[What is being asked]: From the entries below, copy every line where the string "JSON" appears.

[Material provided]:
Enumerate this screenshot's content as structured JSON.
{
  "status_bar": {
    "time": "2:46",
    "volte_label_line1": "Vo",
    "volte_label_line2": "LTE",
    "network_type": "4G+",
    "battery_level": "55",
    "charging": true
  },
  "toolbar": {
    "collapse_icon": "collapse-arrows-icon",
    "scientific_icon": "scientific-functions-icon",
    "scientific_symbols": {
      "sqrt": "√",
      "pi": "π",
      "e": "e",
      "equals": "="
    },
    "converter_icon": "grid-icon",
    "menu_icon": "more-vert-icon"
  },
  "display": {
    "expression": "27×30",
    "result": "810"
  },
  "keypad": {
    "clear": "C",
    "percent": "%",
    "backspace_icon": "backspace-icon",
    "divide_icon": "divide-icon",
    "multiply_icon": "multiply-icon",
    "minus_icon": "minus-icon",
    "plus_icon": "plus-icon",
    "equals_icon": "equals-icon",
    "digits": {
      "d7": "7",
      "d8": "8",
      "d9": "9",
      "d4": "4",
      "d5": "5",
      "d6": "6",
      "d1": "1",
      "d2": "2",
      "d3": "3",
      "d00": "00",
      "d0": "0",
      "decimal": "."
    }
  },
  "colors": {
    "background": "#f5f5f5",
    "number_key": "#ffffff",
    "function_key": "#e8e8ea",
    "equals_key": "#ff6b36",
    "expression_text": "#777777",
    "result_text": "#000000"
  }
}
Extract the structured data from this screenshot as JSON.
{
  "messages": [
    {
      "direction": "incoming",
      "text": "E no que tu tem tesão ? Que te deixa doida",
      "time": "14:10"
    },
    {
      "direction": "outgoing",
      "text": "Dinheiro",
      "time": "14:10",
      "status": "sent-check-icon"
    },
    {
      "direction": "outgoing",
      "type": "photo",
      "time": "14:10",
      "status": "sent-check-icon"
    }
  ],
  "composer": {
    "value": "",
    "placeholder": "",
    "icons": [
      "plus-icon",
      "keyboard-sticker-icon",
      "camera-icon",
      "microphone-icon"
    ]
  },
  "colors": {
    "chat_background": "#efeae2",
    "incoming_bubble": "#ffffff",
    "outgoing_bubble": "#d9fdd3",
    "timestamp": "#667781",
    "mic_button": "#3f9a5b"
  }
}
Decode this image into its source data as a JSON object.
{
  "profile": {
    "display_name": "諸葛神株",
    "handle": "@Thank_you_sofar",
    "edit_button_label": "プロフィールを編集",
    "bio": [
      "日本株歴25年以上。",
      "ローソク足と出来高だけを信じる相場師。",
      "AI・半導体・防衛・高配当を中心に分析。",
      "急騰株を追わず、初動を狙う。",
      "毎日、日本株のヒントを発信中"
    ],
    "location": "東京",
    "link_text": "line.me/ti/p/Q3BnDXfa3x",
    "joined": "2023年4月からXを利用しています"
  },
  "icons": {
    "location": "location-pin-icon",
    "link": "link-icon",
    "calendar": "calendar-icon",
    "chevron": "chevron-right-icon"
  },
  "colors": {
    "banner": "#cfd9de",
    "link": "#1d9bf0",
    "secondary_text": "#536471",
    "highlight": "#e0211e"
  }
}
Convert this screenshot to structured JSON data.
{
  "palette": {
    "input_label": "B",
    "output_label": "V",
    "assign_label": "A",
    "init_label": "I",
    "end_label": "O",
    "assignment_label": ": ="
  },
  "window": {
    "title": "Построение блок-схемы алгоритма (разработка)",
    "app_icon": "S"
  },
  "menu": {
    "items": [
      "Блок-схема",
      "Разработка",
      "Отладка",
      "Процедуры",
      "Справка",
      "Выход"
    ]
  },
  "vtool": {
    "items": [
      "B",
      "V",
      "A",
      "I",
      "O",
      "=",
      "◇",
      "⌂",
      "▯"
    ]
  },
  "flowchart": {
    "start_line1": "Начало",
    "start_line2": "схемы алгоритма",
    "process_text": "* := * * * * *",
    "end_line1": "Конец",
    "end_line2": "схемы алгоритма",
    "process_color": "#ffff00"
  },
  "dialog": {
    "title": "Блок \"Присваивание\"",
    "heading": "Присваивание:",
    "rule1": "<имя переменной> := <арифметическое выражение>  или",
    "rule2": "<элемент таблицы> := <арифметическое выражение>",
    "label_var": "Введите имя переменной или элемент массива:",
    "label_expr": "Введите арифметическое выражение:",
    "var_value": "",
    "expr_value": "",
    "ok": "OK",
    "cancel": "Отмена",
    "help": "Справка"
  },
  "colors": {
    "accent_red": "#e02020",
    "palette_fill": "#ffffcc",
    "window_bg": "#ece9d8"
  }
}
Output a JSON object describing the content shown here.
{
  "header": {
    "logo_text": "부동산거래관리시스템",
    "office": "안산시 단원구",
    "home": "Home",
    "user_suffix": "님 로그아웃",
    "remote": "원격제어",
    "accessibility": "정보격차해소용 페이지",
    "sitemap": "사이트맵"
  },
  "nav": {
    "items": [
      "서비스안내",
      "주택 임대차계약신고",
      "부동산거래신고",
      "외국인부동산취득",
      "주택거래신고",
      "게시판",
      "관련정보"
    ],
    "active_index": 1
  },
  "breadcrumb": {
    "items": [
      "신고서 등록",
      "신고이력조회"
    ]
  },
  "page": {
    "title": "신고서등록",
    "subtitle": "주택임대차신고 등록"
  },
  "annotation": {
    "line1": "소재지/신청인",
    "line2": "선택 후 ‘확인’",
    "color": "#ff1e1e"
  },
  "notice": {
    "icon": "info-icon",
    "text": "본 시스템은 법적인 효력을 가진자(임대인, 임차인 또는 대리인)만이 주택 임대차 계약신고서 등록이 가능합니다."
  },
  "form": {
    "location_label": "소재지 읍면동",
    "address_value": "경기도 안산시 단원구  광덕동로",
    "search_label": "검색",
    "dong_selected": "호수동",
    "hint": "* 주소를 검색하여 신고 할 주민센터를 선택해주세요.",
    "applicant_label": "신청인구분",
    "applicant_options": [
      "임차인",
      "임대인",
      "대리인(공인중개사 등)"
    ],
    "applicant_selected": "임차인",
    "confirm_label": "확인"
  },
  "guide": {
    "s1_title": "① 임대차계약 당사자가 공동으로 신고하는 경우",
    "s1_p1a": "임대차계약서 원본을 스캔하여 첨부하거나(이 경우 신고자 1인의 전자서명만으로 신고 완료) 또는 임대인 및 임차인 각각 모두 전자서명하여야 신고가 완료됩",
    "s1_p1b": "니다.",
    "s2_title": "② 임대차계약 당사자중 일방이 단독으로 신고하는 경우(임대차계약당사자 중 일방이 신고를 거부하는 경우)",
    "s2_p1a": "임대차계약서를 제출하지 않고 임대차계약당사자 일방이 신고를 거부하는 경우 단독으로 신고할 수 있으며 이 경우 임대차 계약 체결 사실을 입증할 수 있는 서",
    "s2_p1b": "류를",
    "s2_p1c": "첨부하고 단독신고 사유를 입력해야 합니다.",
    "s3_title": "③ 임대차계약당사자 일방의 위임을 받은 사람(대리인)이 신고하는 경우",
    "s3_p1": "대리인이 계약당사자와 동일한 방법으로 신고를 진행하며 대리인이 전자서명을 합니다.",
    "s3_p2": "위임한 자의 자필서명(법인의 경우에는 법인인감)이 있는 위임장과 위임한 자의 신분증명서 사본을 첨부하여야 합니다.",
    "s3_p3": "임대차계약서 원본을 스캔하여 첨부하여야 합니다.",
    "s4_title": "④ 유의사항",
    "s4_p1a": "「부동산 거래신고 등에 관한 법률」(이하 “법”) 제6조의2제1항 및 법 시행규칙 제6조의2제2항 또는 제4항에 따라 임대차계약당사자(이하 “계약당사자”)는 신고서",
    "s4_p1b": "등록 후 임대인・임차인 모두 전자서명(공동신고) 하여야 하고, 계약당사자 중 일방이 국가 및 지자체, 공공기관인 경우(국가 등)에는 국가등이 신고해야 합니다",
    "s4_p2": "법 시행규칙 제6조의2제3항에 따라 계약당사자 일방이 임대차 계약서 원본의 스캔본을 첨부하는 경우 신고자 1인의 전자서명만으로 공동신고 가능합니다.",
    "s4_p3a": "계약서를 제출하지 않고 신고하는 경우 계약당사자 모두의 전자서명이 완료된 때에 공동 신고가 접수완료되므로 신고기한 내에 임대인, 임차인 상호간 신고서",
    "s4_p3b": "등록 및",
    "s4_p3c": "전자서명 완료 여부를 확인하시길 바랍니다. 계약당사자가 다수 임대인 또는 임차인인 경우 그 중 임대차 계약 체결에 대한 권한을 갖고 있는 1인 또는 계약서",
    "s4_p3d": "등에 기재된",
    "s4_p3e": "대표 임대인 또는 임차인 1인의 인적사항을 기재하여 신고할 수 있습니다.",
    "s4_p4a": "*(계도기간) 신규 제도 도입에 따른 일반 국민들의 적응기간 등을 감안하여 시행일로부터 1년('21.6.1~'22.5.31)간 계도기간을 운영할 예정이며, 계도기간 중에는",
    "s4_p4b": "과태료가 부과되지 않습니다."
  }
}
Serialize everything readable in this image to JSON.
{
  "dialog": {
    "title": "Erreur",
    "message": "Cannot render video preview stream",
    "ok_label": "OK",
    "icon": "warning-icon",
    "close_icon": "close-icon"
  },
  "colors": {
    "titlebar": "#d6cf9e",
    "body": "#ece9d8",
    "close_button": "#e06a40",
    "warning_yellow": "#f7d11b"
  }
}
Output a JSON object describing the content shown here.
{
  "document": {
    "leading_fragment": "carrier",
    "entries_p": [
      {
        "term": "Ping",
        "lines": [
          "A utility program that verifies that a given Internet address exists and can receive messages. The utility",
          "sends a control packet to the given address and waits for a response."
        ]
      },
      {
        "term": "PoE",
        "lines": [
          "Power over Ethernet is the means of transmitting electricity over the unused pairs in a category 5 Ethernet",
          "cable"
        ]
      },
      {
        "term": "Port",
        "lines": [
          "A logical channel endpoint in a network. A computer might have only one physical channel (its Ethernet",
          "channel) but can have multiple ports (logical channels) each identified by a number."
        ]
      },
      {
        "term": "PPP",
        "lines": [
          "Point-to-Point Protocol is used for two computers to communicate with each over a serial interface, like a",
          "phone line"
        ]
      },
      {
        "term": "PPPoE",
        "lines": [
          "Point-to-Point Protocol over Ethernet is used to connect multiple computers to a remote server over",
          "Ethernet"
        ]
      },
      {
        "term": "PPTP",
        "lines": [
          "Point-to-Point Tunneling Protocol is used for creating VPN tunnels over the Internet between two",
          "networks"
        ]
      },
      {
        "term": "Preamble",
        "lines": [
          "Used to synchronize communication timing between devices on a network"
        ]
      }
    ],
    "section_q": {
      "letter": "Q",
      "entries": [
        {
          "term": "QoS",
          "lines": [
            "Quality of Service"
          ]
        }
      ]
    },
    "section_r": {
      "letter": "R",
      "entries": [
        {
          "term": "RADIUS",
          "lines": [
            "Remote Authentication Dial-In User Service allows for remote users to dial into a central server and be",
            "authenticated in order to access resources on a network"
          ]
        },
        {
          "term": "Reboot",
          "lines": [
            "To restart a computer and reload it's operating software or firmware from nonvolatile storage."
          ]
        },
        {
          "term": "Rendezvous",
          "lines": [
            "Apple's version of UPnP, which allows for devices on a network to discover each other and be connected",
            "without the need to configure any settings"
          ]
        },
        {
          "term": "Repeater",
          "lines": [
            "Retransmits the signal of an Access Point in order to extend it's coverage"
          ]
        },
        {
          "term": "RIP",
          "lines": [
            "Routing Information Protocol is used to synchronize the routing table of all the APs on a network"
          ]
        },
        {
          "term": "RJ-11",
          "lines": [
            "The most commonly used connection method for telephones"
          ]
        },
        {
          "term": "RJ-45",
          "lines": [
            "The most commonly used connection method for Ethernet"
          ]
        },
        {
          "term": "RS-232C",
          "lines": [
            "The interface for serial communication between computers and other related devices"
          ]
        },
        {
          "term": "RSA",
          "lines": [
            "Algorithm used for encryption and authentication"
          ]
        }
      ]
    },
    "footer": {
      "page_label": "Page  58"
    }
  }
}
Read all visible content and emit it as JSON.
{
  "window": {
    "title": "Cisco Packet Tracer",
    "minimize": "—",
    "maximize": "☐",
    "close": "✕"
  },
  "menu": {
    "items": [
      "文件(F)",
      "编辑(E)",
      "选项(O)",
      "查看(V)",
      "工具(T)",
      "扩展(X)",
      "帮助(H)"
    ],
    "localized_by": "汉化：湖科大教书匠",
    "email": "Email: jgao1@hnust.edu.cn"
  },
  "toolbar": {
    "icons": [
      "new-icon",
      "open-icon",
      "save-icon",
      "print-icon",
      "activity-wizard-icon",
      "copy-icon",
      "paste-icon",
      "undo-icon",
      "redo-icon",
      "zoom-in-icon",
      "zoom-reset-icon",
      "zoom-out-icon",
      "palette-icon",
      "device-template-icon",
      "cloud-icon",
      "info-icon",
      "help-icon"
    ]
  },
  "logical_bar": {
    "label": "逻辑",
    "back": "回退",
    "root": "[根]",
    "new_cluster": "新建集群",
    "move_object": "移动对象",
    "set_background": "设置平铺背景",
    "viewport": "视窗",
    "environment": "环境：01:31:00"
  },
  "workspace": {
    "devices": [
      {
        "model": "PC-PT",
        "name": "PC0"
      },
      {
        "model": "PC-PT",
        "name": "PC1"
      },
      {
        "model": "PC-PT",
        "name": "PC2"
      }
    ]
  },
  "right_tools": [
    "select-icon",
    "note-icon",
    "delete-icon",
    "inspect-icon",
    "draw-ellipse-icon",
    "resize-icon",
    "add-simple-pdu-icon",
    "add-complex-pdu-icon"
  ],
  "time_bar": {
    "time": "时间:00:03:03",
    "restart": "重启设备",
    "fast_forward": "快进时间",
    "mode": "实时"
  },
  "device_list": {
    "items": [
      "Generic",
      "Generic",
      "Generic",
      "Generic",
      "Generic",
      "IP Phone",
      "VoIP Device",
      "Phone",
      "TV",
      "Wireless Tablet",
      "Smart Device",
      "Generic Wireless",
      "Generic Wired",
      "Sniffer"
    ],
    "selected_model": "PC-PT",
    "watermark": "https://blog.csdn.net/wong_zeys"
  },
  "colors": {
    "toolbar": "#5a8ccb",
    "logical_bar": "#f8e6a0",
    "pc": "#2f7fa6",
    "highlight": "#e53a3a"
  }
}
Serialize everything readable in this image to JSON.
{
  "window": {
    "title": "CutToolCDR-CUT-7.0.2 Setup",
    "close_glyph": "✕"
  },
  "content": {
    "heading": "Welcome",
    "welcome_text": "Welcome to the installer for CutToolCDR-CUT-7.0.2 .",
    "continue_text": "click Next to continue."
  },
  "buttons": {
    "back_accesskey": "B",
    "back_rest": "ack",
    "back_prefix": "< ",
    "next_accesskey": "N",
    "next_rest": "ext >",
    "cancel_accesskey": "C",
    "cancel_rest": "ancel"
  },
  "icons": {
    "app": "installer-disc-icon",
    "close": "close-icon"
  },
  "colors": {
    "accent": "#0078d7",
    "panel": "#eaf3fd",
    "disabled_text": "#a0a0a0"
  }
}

[Output below]:
Enumerate this screenshot's content as structured JSON.
Extract the structured data from this screenshot as JSON.
Decode this image into its source data as a JSON object.
Convert this screenshot to structured JSON data.
Output a JSON object describing the content shown here.
Serialize everything readable in this image to JSON.
Output a JSON object describing the content shown here.
Read all visible content and emit it as JSON.
Serialize everything readable in this image to JSON.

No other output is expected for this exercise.